◆ **Problem requirements**:
Write every record out again exactly, and keep images out of it.

-- Start --

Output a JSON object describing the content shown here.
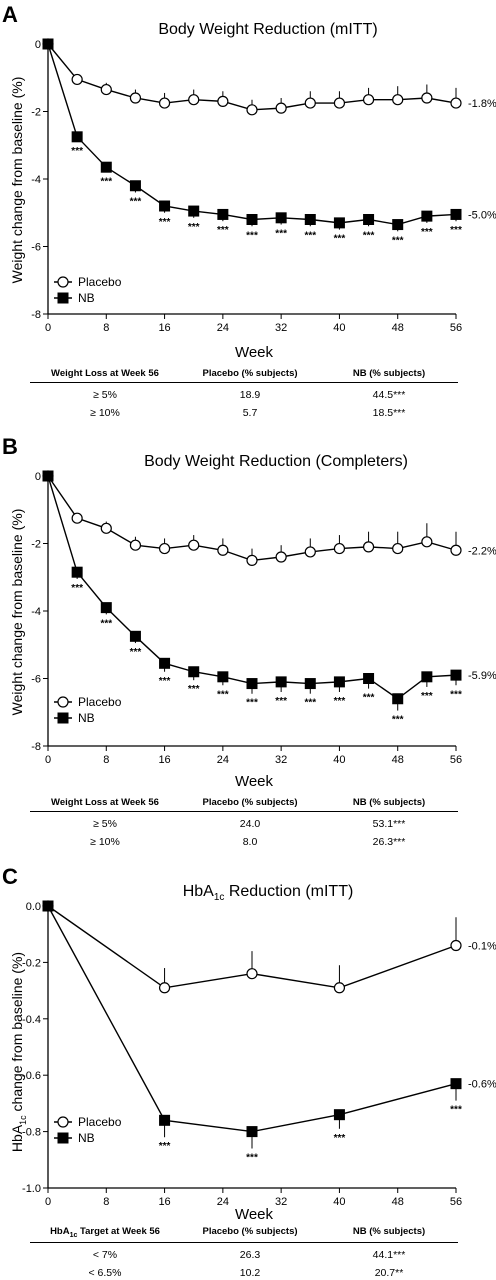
{
  "chart_data": [
    {
      "panel": "A",
      "type": "line",
      "title": "Body Weight Reduction (mITT)",
      "xlabel": "Week",
      "ylabel": "Weight change from baseline (%)",
      "xlim": [
        0,
        56
      ],
      "ylim": [
        -8,
        0
      ],
      "xticks": [
        0,
        8,
        16,
        24,
        32,
        40,
        48,
        56
      ],
      "yticks": [
        0,
        -2,
        -4,
        -6,
        -8
      ],
      "legend_position": "bottom-left",
      "series": [
        {
          "name": "Placebo",
          "marker": "open-circle",
          "x": [
            0,
            4,
            8,
            12,
            16,
            20,
            24,
            28,
            32,
            36,
            40,
            44,
            48,
            52,
            56
          ],
          "y": [
            0,
            -1.05,
            -1.35,
            -1.6,
            -1.75,
            -1.65,
            -1.7,
            -1.95,
            -1.9,
            -1.75,
            -1.75,
            -1.65,
            -1.65,
            -1.6,
            -1.75
          ],
          "err": [
            0.1,
            0.15,
            0.2,
            0.25,
            0.3,
            0.3,
            0.3,
            0.3,
            0.3,
            0.35,
            0.35,
            0.35,
            0.4,
            0.4,
            0.45
          ],
          "end_label": "-1.8%"
        },
        {
          "name": "NB",
          "marker": "filled-square",
          "x": [
            0,
            4,
            8,
            12,
            16,
            20,
            24,
            28,
            32,
            36,
            40,
            44,
            48,
            52,
            56
          ],
          "y": [
            0,
            -2.75,
            -3.65,
            -4.2,
            -4.8,
            -4.95,
            -5.05,
            -5.2,
            -5.15,
            -5.2,
            -5.3,
            -5.2,
            -5.35,
            -5.1,
            -5.05
          ],
          "err": [
            0.1,
            0.15,
            0.15,
            0.2,
            0.2,
            0.2,
            0.2,
            0.2,
            0.2,
            0.2,
            0.2,
            0.2,
            0.2,
            0.2,
            0.2
          ],
          "end_label": "-5.0%"
        }
      ],
      "significance": "***",
      "significance_x": [
        4,
        8,
        12,
        16,
        20,
        24,
        28,
        32,
        36,
        40,
        44,
        48,
        52,
        56
      ],
      "table": {
        "headers": [
          "Weight Loss at Week 56",
          "Placebo (% subjects)",
          "NB (% subjects)"
        ],
        "rows": [
          [
            "≥ 5%",
            "18.9",
            "44.5***"
          ],
          [
            "≥ 10%",
            "5.7",
            "18.5***"
          ]
        ]
      }
    },
    {
      "panel": "B",
      "type": "line",
      "title": "Body Weight Reduction (Completers)",
      "xlabel": "Week",
      "ylabel": "Weight change from baseline (%)",
      "xlim": [
        0,
        56
      ],
      "ylim": [
        -8,
        0
      ],
      "xticks": [
        0,
        8,
        16,
        24,
        32,
        40,
        48,
        56
      ],
      "yticks": [
        0,
        -2,
        -4,
        -6,
        -8
      ],
      "legend_position": "bottom-left",
      "series": [
        {
          "name": "Placebo",
          "marker": "open-circle",
          "x": [
            0,
            4,
            8,
            12,
            16,
            20,
            24,
            28,
            32,
            36,
            40,
            44,
            48,
            52,
            56
          ],
          "y": [
            0,
            -1.25,
            -1.55,
            -2.05,
            -2.15,
            -2.05,
            -2.2,
            -2.5,
            -2.4,
            -2.25,
            -2.15,
            -2.1,
            -2.15,
            -1.95,
            -2.2
          ],
          "err": [
            0.1,
            0.15,
            0.2,
            0.25,
            0.3,
            0.3,
            0.35,
            0.35,
            0.35,
            0.4,
            0.4,
            0.45,
            0.5,
            0.55,
            0.55
          ],
          "end_label": "-2.2%"
        },
        {
          "name": "NB",
          "marker": "filled-square",
          "x": [
            0,
            4,
            8,
            12,
            16,
            20,
            24,
            28,
            32,
            36,
            40,
            44,
            48,
            52,
            56
          ],
          "y": [
            0,
            -2.85,
            -3.9,
            -4.75,
            -5.55,
            -5.8,
            -5.95,
            -6.15,
            -6.1,
            -6.15,
            -6.1,
            -6.0,
            -6.6,
            -5.95,
            -5.9
          ],
          "err": [
            0.1,
            0.2,
            0.2,
            0.2,
            0.25,
            0.25,
            0.25,
            0.3,
            0.3,
            0.3,
            0.3,
            0.3,
            0.35,
            0.3,
            0.3
          ],
          "end_label": "-5.9%"
        }
      ],
      "significance": "***",
      "significance_x": [
        4,
        8,
        12,
        16,
        20,
        24,
        28,
        32,
        36,
        40,
        44,
        48,
        52,
        56
      ],
      "table": {
        "headers": [
          "Weight Loss at Week 56",
          "Placebo (% subjects)",
          "NB (% subjects)"
        ],
        "rows": [
          [
            "≥ 5%",
            "24.0",
            "53.1***"
          ],
          [
            "≥ 10%",
            "8.0",
            "26.3***"
          ]
        ]
      }
    },
    {
      "panel": "C",
      "type": "line",
      "title": "HbA1c Reduction (mITT)",
      "xlabel": "Week",
      "ylabel": "HbA1c change from baseline (%)",
      "xlim": [
        0,
        56
      ],
      "ylim": [
        -1.0,
        0.0
      ],
      "xticks": [
        0,
        8,
        16,
        24,
        32,
        40,
        48,
        56
      ],
      "yticks": [
        0.0,
        -0.2,
        -0.4,
        -0.6,
        -0.8,
        -1.0
      ],
      "legend_position": "bottom-left",
      "series": [
        {
          "name": "Placebo",
          "marker": "open-circle",
          "x": [
            0,
            16,
            28,
            40,
            56
          ],
          "y": [
            0,
            -0.29,
            -0.24,
            -0.29,
            -0.14
          ],
          "err": [
            0.01,
            0.07,
            0.08,
            0.08,
            0.1
          ],
          "end_label": "-0.1%"
        },
        {
          "name": "NB",
          "marker": "filled-square",
          "x": [
            0,
            16,
            28,
            40,
            56
          ],
          "y": [
            0,
            -0.76,
            -0.8,
            -0.74,
            -0.63
          ],
          "err": [
            0.01,
            0.06,
            0.06,
            0.05,
            0.06
          ],
          "end_label": "-0.6%"
        }
      ],
      "significance": "***",
      "significance_x": [
        16,
        28,
        40,
        56
      ],
      "table": {
        "headers": [
          "HbA1c Target at Week 56",
          "Placebo (% subjects)",
          "NB (% subjects)"
        ],
        "rows": [
          [
            "< 7%",
            "26.3",
            "44.1***"
          ],
          [
            "< 6.5%",
            "10.2",
            "20.7**"
          ]
        ]
      }
    }
  ]
}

-- End --

◆ **Complete answer**:
Output a JSON object describing the content shown here.
{
  "chart_data": [
    {
      "panel": "A",
      "type": "line",
      "title": "Body Weight Reduction (mITT)",
      "xlabel": "Week",
      "ylabel": "Weight change from baseline (%)",
      "xlim": [
        0,
        56
      ],
      "ylim": [
        -8,
        0
      ],
      "xticks": [
        0,
        8,
        16,
        24,
        32,
        40,
        48,
        56
      ],
      "yticks": [
        0,
        -2,
        -4,
        -6,
        -8
      ],
      "legend_position": "bottom-left",
      "series": [
        {
          "name": "Placebo",
          "marker": "open-circle",
          "x": [
            0,
            4,
            8,
            12,
            16,
            20,
            24,
            28,
            32,
            36,
            40,
            44,
            48,
            52,
            56
          ],
          "y": [
            0,
            -1.05,
            -1.35,
            -1.6,
            -1.75,
            -1.65,
            -1.7,
            -1.95,
            -1.9,
            -1.75,
            -1.75,
            -1.65,
            -1.65,
            -1.6,
            -1.75
          ],
          "err": [
            0.1,
            0.15,
            0.2,
            0.25,
            0.3,
            0.3,
            0.3,
            0.3,
            0.3,
            0.35,
            0.35,
            0.35,
            0.4,
            0.4,
            0.45
          ],
          "end_label": "-1.8%"
        },
        {
          "name": "NB",
          "marker": "filled-square",
          "x": [
            0,
            4,
            8,
            12,
            16,
            20,
            24,
            28,
            32,
            36,
            40,
            44,
            48,
            52,
            56
          ],
          "y": [
            0,
            -2.75,
            -3.65,
            -4.2,
            -4.8,
            -4.95,
            -5.05,
            -5.2,
            -5.15,
            -5.2,
            -5.3,
            -5.2,
            -5.35,
            -5.1,
            -5.05
          ],
          "err": [
            0.1,
            0.15,
            0.15,
            0.2,
            0.2,
            0.2,
            0.2,
            0.2,
            0.2,
            0.2,
            0.2,
            0.2,
            0.2,
            0.2,
            0.2
          ],
          "end_label": "-5.0%"
        }
      ],
      "significance": "***",
      "significance_x": [
        4,
        8,
        12,
        16,
        20,
        24,
        28,
        32,
        36,
        40,
        44,
        48,
        52,
        56
      ],
      "table": {
        "headers": [
          "Weight Loss at Week 56",
          "Placebo (% subjects)",
          "NB (% subjects)"
        ],
        "rows": [
          [
            "≥ 5%",
            "18.9",
            "44.5***"
          ],
          [
            "≥ 10%",
            "5.7",
            "18.5***"
          ]
        ]
      }
    },
    {
      "panel": "B",
      "type": "line",
      "title": "Body Weight Reduction (Completers)",
      "xlabel": "Week",
      "ylabel": "Weight change from baseline (%)",
      "xlim": [
        0,
        56
      ],
      "ylim": [
        -8,
        0
      ],
      "xticks": [
        0,
        8,
        16,
        24,
        32,
        40,
        48,
        56
      ],
      "yticks": [
        0,
        -2,
        -4,
        -6,
        -8
      ],
      "legend_position": "bottom-left",
      "series": [
        {
          "name": "Placebo",
          "marker": "open-circle",
          "x": [
            0,
            4,
            8,
            12,
            16,
            20,
            24,
            28,
            32,
            36,
            40,
            44,
            48,
            52,
            56
          ],
          "y": [
            0,
            -1.25,
            -1.55,
            -2.05,
            -2.15,
            -2.05,
            -2.2,
            -2.5,
            -2.4,
            -2.25,
            -2.15,
            -2.1,
            -2.15,
            -1.95,
            -2.2
          ],
          "err": [
            0.1,
            0.15,
            0.2,
            0.25,
            0.3,
            0.3,
            0.35,
            0.35,
            0.35,
            0.4,
            0.4,
            0.45,
            0.5,
            0.55,
            0.55
          ],
          "end_label": "-2.2%"
        },
        {
          "name": "NB",
          "marker": "filled-square",
          "x": [
            0,
            4,
            8,
            12,
            16,
            20,
            24,
            28,
            32,
            36,
            40,
            44,
            48,
            52,
            56
          ],
          "y": [
            0,
            -2.85,
            -3.9,
            -4.75,
            -5.55,
            -5.8,
            -5.95,
            -6.15,
            -6.1,
            -6.15,
            -6.1,
            -6.0,
            -6.6,
            -5.95,
            -5.9
          ],
          "err": [
            0.1,
            0.2,
            0.2,
            0.2,
            0.25,
            0.25,
            0.25,
            0.3,
            0.3,
            0.3,
            0.3,
            0.3,
            0.35,
            0.3,
            0.3
          ],
          "end_label": "-5.9%"
        }
      ],
      "significance": "***",
      "significance_x": [
        4,
        8,
        12,
        16,
        20,
        24,
        28,
        32,
        36,
        40,
        44,
        48,
        52,
        56
      ],
      "table": {
        "headers": [
          "Weight Loss at Week 56",
          "Placebo (% subjects)",
          "NB (% subjects)"
        ],
        "rows": [
          [
            "≥ 5%",
            "24.0",
            "53.1***"
          ],
          [
            "≥ 10%",
            "8.0",
            "26.3***"
          ]
        ]
      }
    },
    {
      "panel": "C",
      "type": "line",
      "title": "HbA1c Reduction (mITT)",
      "xlabel": "Week",
      "ylabel": "HbA1c change from baseline (%)",
      "xlim": [
        0,
        56
      ],
      "ylim": [
        -1.0,
        0.0
      ],
      "xticks": [
        0,
        8,
        16,
        24,
        32,
        40,
        48,
        56
      ],
      "yticks": [
        0.0,
        -0.2,
        -0.4,
        -0.6,
        -0.8,
        -1.0
      ],
      "legend_position": "bottom-left",
      "series": [
        {
          "name": "Placebo",
          "marker": "open-circle",
          "x": [
            0,
            16,
            28,
            40,
            56
          ],
          "y": [
            0,
            -0.29,
            -0.24,
            -0.29,
            -0.14
          ],
          "err": [
            0.01,
            0.07,
            0.08,
            0.08,
            0.1
          ],
          "end_label": "-0.1%"
        },
        {
          "name": "NB",
          "marker": "filled-square",
          "x": [
            0,
            16,
            28,
            40,
            56
          ],
          "y": [
            0,
            -0.76,
            -0.8,
            -0.74,
            -0.63
          ],
          "err": [
            0.01,
            0.06,
            0.06,
            0.05,
            0.06
          ],
          "end_label": "-0.6%"
        }
      ],
      "significance": "***",
      "significance_x": [
        16,
        28,
        40,
        56
      ],
      "table": {
        "headers": [
          "HbA1c Target at Week 56",
          "Placebo (% subjects)",
          "NB (% subjects)"
        ],
        "rows": [
          [
            "< 7%",
            "26.3",
            "44.1***"
          ],
          [
            "< 6.5%",
            "10.2",
            "20.7**"
          ]
        ]
      }
    }
  ]
}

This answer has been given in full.